Saved entries
-----

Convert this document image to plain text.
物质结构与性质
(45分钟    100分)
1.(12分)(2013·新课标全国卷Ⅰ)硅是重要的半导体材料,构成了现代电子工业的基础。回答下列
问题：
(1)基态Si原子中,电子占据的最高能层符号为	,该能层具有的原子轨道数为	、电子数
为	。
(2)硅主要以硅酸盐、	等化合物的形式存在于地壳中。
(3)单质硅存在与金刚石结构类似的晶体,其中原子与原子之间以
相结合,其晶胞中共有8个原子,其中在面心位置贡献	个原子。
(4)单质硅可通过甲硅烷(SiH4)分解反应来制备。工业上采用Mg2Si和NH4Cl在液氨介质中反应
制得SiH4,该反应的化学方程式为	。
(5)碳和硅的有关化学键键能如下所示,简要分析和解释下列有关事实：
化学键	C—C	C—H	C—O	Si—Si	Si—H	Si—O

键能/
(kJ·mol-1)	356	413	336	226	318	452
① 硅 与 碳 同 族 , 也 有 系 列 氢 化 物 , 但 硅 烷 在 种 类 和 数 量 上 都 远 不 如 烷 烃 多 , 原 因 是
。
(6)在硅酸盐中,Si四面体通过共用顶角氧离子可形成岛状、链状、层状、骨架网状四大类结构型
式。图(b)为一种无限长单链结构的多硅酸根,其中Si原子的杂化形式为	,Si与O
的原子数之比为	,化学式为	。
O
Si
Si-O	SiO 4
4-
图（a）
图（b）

-----

Objective: Set down all of the entries exactly, please.

Solution:
Convert this document image to plain text.
物质结构与性质
(45分钟    100分)
1.(12分)(2013·新课标全国卷Ⅰ)硅是重要的半导体材料,构成了现代电子工业的基础。回答下列
问题：
(1)基态Si原子中,电子占据的最高能层符号为	,该能层具有的原子轨道数为	、电子数
为	。
(2)硅主要以硅酸盐、	等化合物的形式存在于地壳中。
(3)单质硅存在与金刚石结构类似的晶体,其中原子与原子之间以
相结合,其晶胞中共有8个原子,其中在面心位置贡献	个原子。
(4)单质硅可通过甲硅烷(SiH4)分解反应来制备。工业上采用Mg2Si和NH4Cl在液氨介质中反应
制得SiH4,该反应的化学方程式为	。
(5)碳和硅的有关化学键键能如下所示,简要分析和解释下列有关事实：
化学键	C—C	C—H	C—O	Si—Si	Si—H	Si—O

键能/
(kJ·mol-1)	356	413	336	226	318	452
① 硅 与 碳 同 族 , 也 有 系 列 氢 化 物 , 但 硅 烷 在 种 类 和 数 量 上 都 远 不 如 烷 烃 多 , 原 因 是
。
(6)在硅酸盐中,Si四面体通过共用顶角氧离子可形成岛状、链状、层状、骨架网状四大类结构型
式。图(b)为一种无限长单链结构的多硅酸根,其中Si原子的杂化形式为	,Si与O
的原子数之比为	,化学式为	。
O
Si
Si-O	SiO 4
4-
图（a）
图（b）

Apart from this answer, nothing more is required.